* _ITEMS_
▬▬▬▬▬▬

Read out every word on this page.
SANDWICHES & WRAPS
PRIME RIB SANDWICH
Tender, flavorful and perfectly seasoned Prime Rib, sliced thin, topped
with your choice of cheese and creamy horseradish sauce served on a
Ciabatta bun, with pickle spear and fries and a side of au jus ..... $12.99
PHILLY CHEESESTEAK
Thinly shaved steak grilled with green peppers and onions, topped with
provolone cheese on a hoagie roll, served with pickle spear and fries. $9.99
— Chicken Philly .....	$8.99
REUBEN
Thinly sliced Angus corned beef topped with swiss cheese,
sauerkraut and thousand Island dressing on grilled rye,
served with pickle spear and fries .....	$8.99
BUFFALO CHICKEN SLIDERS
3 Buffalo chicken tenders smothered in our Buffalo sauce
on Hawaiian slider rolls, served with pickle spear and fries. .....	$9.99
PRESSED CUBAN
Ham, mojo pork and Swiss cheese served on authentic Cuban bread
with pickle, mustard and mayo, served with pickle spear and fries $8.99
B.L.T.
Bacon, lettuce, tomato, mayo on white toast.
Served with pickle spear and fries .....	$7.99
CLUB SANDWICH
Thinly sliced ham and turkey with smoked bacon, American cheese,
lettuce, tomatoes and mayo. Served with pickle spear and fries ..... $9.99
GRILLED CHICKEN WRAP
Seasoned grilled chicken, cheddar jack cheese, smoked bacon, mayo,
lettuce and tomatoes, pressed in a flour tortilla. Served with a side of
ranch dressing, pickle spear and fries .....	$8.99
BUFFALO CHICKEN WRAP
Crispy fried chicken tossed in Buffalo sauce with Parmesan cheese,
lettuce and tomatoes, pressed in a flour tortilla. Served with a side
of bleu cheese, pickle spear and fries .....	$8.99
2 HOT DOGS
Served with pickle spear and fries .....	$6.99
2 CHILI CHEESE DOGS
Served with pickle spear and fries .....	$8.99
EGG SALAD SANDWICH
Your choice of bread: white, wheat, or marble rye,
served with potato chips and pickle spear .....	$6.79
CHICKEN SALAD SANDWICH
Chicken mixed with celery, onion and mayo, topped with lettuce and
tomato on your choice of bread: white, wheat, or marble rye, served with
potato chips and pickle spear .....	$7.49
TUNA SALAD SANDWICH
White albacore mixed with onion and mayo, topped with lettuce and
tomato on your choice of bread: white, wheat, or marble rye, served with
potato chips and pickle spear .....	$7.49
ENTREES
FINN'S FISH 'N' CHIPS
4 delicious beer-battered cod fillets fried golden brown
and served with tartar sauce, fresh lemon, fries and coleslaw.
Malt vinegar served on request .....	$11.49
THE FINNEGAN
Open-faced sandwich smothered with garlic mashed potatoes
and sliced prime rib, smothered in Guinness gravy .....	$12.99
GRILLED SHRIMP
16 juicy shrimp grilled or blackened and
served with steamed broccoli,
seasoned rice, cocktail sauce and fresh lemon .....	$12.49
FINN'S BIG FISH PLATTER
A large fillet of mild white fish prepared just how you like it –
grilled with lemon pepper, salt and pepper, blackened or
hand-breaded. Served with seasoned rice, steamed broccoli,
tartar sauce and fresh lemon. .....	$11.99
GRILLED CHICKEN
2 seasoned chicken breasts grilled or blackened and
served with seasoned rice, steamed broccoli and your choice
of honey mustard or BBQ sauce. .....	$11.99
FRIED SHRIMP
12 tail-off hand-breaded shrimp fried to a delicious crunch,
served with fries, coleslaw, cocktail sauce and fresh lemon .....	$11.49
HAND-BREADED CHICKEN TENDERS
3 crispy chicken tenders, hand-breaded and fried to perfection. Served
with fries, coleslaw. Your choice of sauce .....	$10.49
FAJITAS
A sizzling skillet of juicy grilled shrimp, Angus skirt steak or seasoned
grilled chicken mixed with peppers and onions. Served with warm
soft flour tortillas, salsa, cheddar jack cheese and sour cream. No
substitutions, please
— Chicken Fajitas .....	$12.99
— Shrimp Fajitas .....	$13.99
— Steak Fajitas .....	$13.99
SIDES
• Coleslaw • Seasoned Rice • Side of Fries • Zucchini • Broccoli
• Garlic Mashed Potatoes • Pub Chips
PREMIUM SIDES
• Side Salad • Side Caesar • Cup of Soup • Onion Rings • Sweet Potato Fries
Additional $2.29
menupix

▬▬▬▬▬▬

Reproduce each entry exactly, leaving out nothing.

* _ANSWER BELOW_
Read out every word on this page.
SANDWICHES & WRAPS
PRIME RIB SANDWICH
Tender, flavorful and perfectly seasoned Prime Rib, sliced thin, topped
with your choice of cheese and creamy horseradish sauce served on a
Ciabatta bun, with pickle spear and fries and a side of au jus ..... $12.99
PHILLY CHEESESTEAK
Thinly shaved steak grilled with green peppers and onions, topped with
provolone cheese on a hoagie roll, served with pickle spear and fries. $9.99
— Chicken Philly .....	$8.99
REUBEN
Thinly sliced Angus corned beef topped with swiss cheese,
sauerkraut and thousand Island dressing on grilled rye,
served with pickle spear and fries .....	$8.99
BUFFALO CHICKEN SLIDERS
3 Buffalo chicken tenders smothered in our Buffalo sauce
on Hawaiian slider rolls, served with pickle spear and fries. .....	$9.99
PRESSED CUBAN
Ham, mojo pork and Swiss cheese served on authentic Cuban bread
with pickle, mustard and mayo, served with pickle spear and fries $8.99
B.L.T.
Bacon, lettuce, tomato, mayo on white toast.
Served with pickle spear and fries .....	$7.99
CLUB SANDWICH
Thinly sliced ham and turkey with smoked bacon, American cheese,
lettuce, tomatoes and mayo. Served with pickle spear and fries ..... $9.99
GRILLED CHICKEN WRAP
Seasoned grilled chicken, cheddar jack cheese, smoked bacon, mayo,
lettuce and tomatoes, pressed in a flour tortilla. Served with a side of
ranch dressing, pickle spear and fries .....	$8.99
BUFFALO CHICKEN WRAP
Crispy fried chicken tossed in Buffalo sauce with Parmesan cheese,
lettuce and tomatoes, pressed in a flour tortilla. Served with a side
of bleu cheese, pickle spear and fries .....	$8.99
2 HOT DOGS
Served with pickle spear and fries .....	$6.99
2 CHILI CHEESE DOGS
Served with pickle spear and fries .....	$8.99
EGG SALAD SANDWICH
Your choice of bread: white, wheat, or marble rye,
served with potato chips and pickle spear .....	$6.79
CHICKEN SALAD SANDWICH
Chicken mixed with celery, onion and mayo, topped with lettuce and
tomato on your choice of bread: white, wheat, or marble rye, served with
potato chips and pickle spear .....	$7.49
TUNA SALAD SANDWICH
White albacore mixed with onion and mayo, topped with lettuce and
tomato on your choice of bread: white, wheat, or marble rye, served with
potato chips and pickle spear .....	$7.49
ENTREES
FINN'S FISH 'N' CHIPS
4 delicious beer-battered cod fillets fried golden brown
and served with tartar sauce, fresh lemon, fries and coleslaw.
Malt vinegar served on request .....	$11.49
THE FINNEGAN
Open-faced sandwich smothered with garlic mashed potatoes
and sliced prime rib, smothered in Guinness gravy .....	$12.99
GRILLED SHRIMP
16 juicy shrimp grilled or blackened and
served with steamed broccoli,
seasoned rice, cocktail sauce and fresh lemon .....	$12.49
FINN'S BIG FISH PLATTER
A large fillet of mild white fish prepared just how you like it –
grilled with lemon pepper, salt and pepper, blackened or
hand-breaded. Served with seasoned rice, steamed broccoli,
tartar sauce and fresh lemon. .....	$11.99
GRILLED CHICKEN
2 seasoned chicken breasts grilled or blackened and
served with seasoned rice, steamed broccoli and your choice
of honey mustard or BBQ sauce. .....	$11.99
FRIED SHRIMP
12 tail-off hand-breaded shrimp fried to a delicious crunch,
served with fries, coleslaw, cocktail sauce and fresh lemon .....	$11.49
HAND-BREADED CHICKEN TENDERS
3 crispy chicken tenders, hand-breaded and fried to perfection. Served
with fries, coleslaw. Your choice of sauce .....	$10.49
FAJITAS
A sizzling skillet of juicy grilled shrimp, Angus skirt steak or seasoned
grilled chicken mixed with peppers and onions. Served with warm
soft flour tortillas, salsa, cheddar jack cheese and sour cream. No
substitutions, please
— Chicken Fajitas .....	$12.99
— Shrimp Fajitas .....	$13.99
— Steak Fajitas .....	$13.99
SIDES
• Coleslaw • Seasoned Rice • Side of Fries • Zucchini • Broccoli
• Garlic Mashed Potatoes • Pub Chips
PREMIUM SIDES
• Side Salad • Side Caesar • Cup of Soup • Onion Rings • Sweet Potato Fries
Additional $2.29
menupix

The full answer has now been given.